● **What is expected**:
Within the records, which lines hold the string "nebst"? Report each one by copying it.
--- Task input Enclosed Below ---
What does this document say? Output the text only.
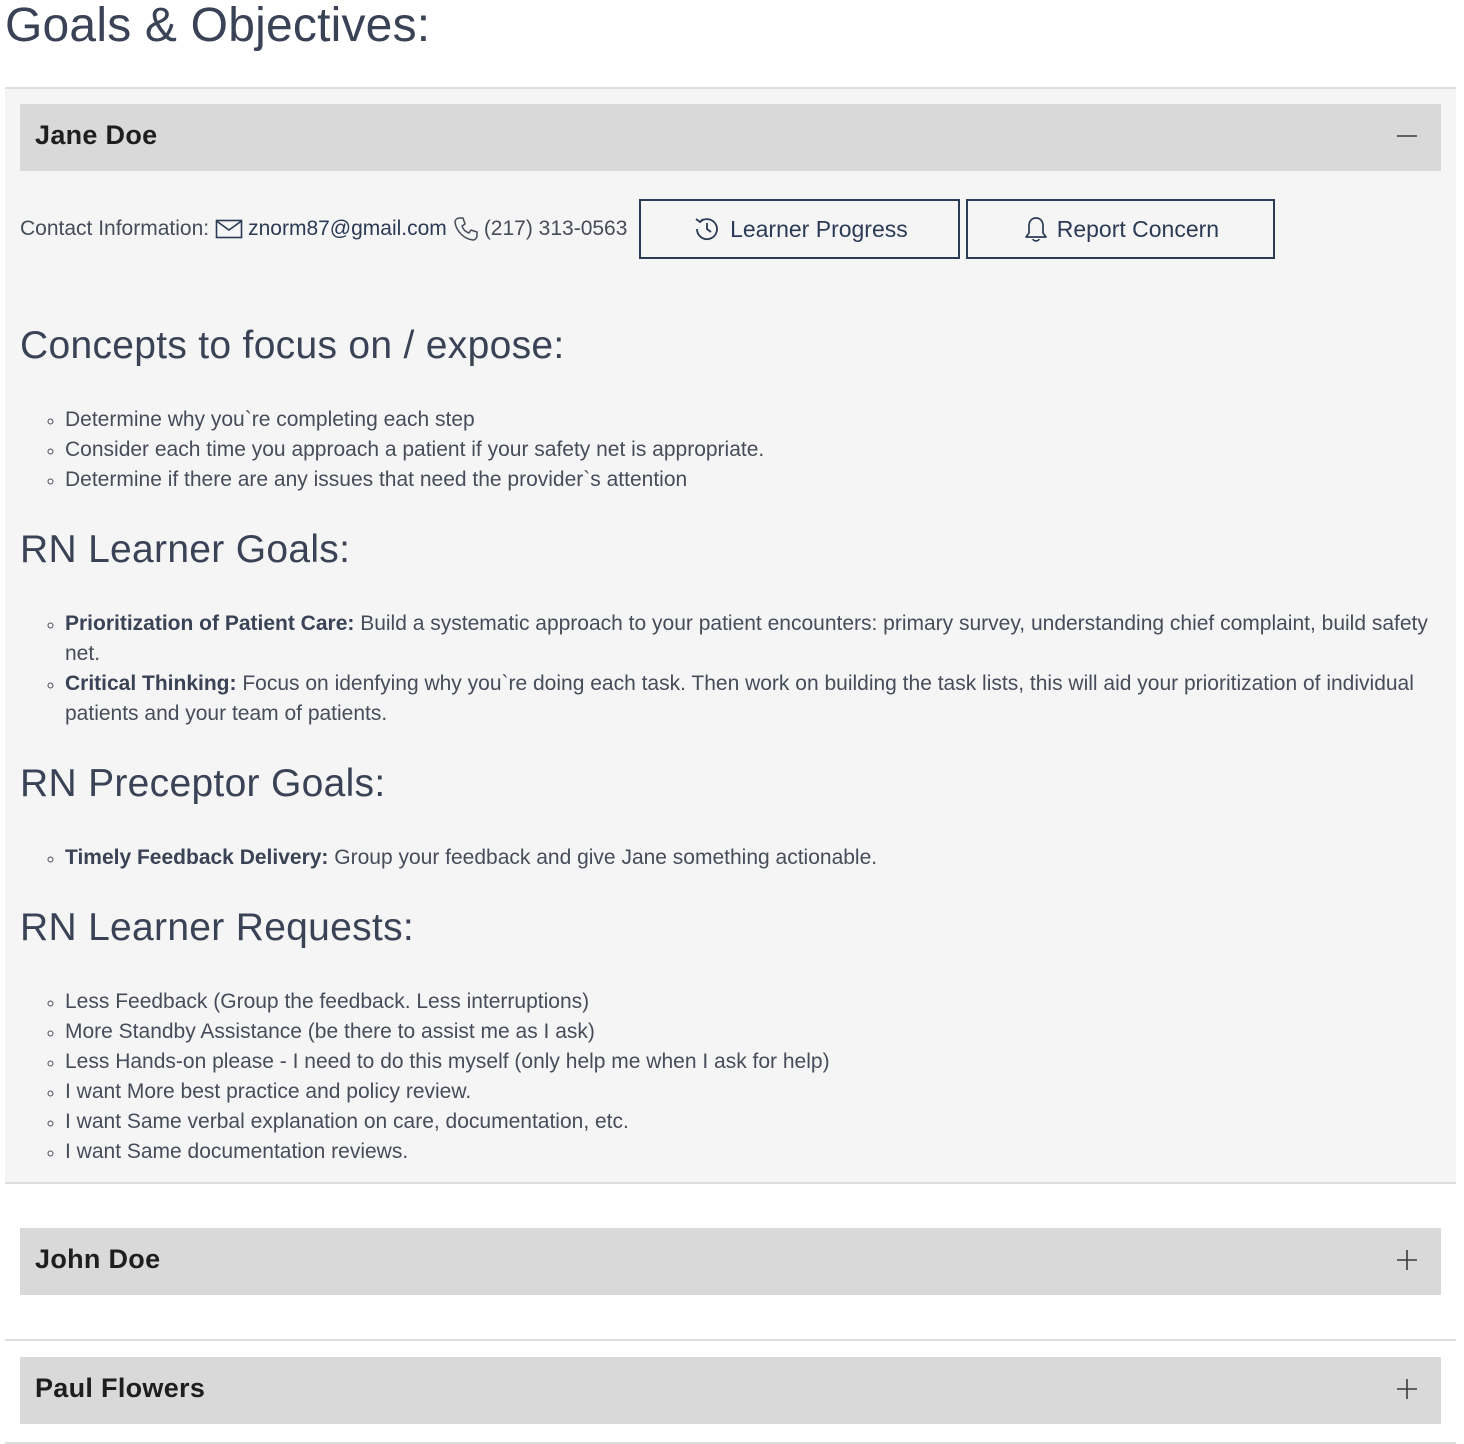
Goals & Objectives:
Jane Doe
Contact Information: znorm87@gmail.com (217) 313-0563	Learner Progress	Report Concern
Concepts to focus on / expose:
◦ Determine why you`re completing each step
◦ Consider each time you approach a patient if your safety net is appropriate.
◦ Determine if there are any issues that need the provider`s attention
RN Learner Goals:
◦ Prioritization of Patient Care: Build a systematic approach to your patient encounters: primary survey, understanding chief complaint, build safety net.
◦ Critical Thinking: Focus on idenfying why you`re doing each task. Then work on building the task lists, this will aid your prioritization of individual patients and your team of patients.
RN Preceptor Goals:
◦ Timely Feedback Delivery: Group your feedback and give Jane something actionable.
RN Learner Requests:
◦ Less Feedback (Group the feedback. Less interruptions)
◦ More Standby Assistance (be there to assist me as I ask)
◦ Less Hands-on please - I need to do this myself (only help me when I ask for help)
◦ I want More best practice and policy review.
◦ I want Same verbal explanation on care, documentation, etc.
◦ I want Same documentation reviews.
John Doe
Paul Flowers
--- End of Enclosed Task input ---
--- Task input Enclosed Below ---
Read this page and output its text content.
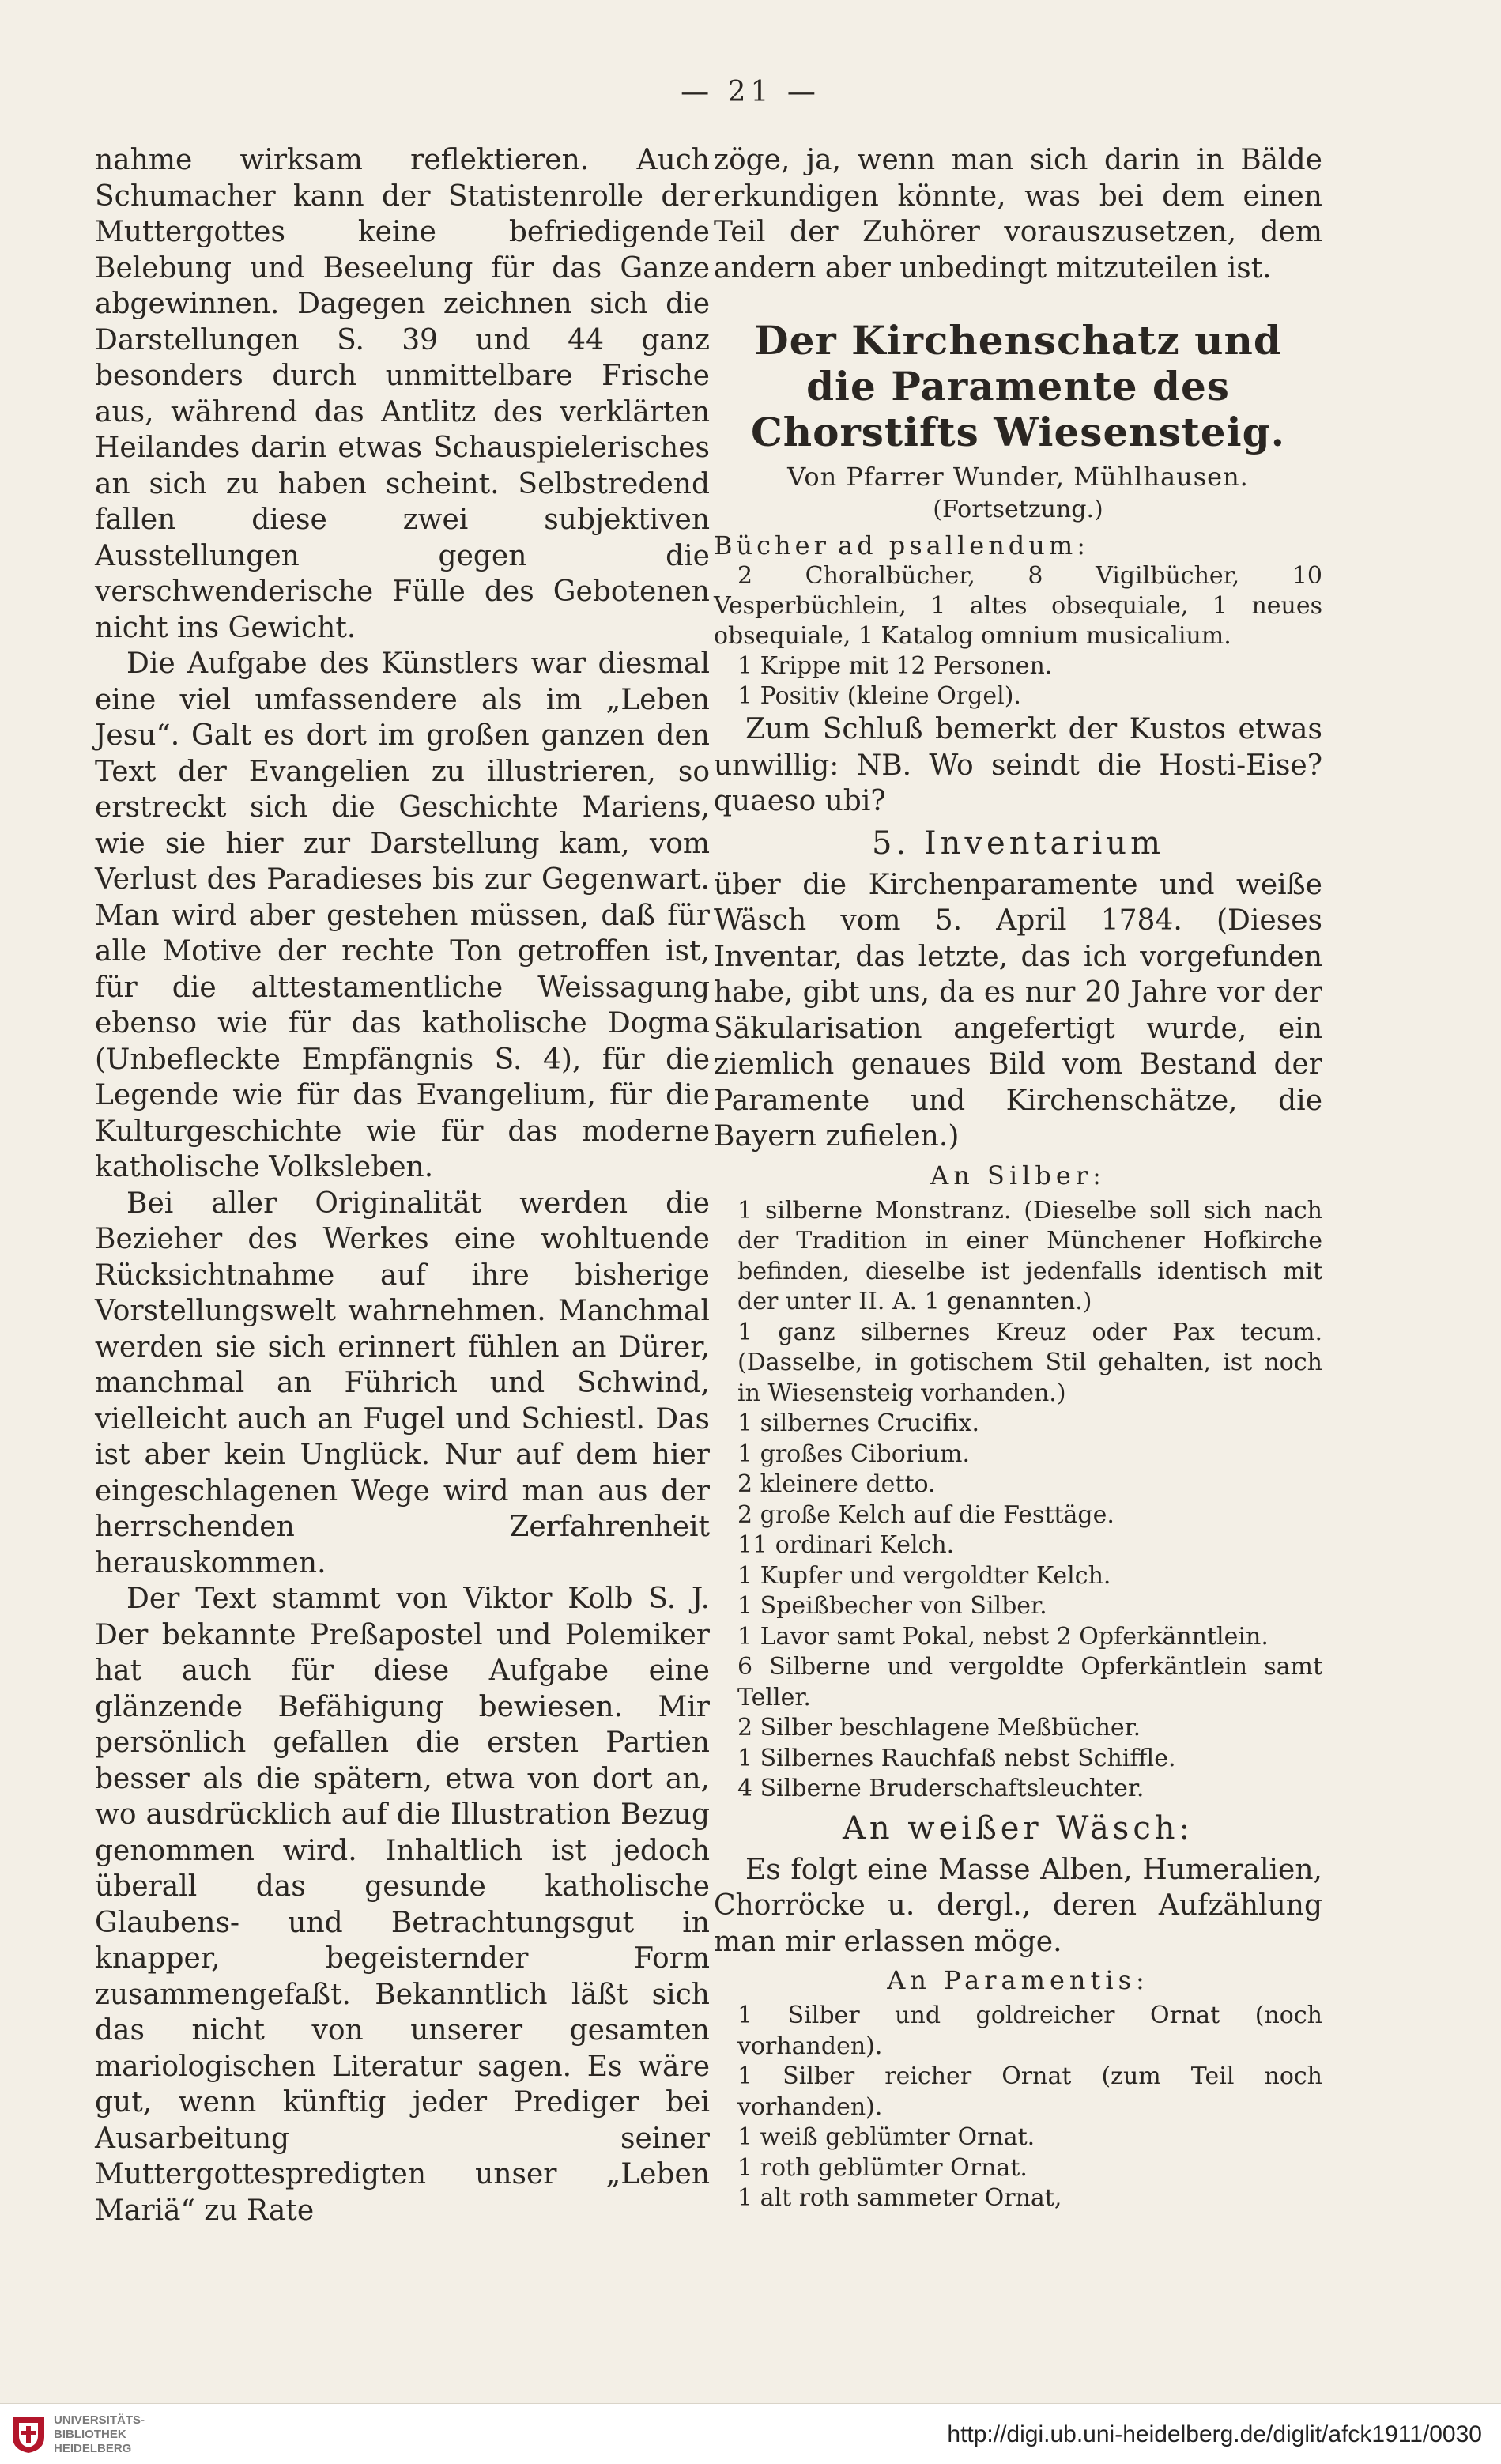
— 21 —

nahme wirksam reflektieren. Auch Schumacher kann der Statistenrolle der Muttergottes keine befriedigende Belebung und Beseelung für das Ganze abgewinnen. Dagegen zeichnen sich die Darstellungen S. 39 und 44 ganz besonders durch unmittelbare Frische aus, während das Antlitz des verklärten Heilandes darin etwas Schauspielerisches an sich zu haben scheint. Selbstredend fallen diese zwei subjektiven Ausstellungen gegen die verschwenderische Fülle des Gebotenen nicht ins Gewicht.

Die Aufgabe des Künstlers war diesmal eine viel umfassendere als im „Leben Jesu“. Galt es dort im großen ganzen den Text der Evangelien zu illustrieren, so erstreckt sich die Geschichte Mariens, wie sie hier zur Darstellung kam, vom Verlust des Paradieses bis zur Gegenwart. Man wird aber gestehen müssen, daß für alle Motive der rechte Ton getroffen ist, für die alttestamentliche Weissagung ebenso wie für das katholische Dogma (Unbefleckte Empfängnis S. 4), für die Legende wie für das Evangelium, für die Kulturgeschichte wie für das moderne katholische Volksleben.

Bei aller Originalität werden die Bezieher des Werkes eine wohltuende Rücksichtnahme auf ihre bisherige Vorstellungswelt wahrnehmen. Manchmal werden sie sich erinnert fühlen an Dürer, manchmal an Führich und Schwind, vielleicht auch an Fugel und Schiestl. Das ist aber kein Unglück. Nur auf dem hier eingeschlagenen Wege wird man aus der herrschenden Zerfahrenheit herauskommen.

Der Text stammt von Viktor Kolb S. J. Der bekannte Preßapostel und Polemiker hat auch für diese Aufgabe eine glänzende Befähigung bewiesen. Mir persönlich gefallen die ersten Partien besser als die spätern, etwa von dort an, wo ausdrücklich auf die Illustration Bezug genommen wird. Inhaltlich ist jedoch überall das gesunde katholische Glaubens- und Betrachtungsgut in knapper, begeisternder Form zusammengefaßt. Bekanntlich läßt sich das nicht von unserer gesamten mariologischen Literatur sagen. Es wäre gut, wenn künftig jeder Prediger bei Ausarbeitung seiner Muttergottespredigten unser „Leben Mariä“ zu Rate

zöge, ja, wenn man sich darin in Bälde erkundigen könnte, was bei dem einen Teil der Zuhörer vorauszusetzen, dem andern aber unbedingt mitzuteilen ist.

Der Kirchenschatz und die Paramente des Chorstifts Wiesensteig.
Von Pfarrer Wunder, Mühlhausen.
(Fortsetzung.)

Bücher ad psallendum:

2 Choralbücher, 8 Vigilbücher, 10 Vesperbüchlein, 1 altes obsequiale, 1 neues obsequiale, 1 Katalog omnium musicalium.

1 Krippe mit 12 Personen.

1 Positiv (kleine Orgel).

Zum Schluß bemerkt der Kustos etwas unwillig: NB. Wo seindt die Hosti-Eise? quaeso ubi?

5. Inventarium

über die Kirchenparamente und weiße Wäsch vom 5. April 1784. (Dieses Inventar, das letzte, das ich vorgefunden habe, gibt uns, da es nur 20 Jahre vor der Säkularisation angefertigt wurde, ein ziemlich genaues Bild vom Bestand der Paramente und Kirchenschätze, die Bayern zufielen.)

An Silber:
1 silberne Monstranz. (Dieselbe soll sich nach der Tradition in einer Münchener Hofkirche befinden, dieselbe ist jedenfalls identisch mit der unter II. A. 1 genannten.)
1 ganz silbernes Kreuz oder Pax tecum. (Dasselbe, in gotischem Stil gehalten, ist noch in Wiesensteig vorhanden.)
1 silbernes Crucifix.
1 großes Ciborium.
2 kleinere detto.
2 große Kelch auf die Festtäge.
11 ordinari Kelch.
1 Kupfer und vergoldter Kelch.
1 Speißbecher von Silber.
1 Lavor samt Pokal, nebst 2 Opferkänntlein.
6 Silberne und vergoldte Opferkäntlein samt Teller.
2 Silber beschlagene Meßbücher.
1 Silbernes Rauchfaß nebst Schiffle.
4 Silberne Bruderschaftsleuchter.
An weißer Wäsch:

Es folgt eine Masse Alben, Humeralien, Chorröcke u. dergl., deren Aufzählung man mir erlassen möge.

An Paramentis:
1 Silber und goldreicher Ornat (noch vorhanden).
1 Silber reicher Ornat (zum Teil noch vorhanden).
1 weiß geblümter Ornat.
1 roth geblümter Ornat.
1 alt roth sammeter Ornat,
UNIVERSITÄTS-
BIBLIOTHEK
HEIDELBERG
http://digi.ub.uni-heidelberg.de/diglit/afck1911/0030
--- End of Enclosed Task input ---
--- Task input Enclosed Below ---
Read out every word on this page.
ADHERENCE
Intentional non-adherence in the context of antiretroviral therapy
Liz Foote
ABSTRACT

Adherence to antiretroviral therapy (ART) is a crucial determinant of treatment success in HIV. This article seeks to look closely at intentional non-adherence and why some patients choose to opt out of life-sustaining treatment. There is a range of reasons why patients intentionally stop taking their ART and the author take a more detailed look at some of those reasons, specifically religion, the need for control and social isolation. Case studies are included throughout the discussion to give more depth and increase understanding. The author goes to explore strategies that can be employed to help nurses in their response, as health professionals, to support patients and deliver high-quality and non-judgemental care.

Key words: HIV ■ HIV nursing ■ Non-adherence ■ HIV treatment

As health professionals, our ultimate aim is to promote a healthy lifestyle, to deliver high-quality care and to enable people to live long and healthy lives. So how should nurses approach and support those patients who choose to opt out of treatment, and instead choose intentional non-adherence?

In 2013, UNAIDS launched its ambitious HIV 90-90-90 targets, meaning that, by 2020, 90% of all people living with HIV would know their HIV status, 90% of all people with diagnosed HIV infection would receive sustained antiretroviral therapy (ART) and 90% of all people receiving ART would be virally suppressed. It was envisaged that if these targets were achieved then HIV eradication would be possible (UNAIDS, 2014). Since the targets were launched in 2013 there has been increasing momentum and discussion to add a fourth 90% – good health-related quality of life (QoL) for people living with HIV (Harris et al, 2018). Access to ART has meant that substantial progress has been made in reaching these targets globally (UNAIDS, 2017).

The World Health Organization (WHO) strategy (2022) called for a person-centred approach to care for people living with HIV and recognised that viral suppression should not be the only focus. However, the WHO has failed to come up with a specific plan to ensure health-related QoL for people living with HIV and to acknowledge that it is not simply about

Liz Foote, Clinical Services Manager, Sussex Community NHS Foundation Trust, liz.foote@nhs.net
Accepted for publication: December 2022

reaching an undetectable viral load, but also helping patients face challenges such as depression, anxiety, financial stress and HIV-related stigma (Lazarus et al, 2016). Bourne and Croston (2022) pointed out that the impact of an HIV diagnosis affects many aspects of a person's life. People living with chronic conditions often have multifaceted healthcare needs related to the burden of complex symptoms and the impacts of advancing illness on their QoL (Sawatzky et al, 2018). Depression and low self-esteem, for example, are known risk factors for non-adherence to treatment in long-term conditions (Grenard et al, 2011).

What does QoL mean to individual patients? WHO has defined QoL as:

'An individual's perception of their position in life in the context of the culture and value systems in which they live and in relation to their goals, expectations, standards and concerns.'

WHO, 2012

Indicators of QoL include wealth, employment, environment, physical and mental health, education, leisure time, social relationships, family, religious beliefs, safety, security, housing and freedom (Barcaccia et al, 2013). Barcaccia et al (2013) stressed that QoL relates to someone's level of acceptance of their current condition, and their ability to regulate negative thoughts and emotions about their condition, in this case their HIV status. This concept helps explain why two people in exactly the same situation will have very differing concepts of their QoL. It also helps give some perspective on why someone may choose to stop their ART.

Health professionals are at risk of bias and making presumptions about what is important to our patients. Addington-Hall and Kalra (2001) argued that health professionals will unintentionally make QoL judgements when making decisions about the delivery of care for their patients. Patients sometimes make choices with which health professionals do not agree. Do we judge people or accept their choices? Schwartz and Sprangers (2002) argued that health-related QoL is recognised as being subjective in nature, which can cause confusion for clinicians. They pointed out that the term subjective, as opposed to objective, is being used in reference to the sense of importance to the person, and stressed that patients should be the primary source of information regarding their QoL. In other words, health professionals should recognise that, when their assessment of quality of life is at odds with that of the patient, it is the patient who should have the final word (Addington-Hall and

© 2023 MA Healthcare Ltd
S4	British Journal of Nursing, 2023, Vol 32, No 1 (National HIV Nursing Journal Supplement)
--- End of Enclosed Task input ---
● **Exercise solution**:
1 Lavor samt Pokal, nebst 2 Opferkänntlein.
1 Silbernes Rauchfaß nebst Schiffle.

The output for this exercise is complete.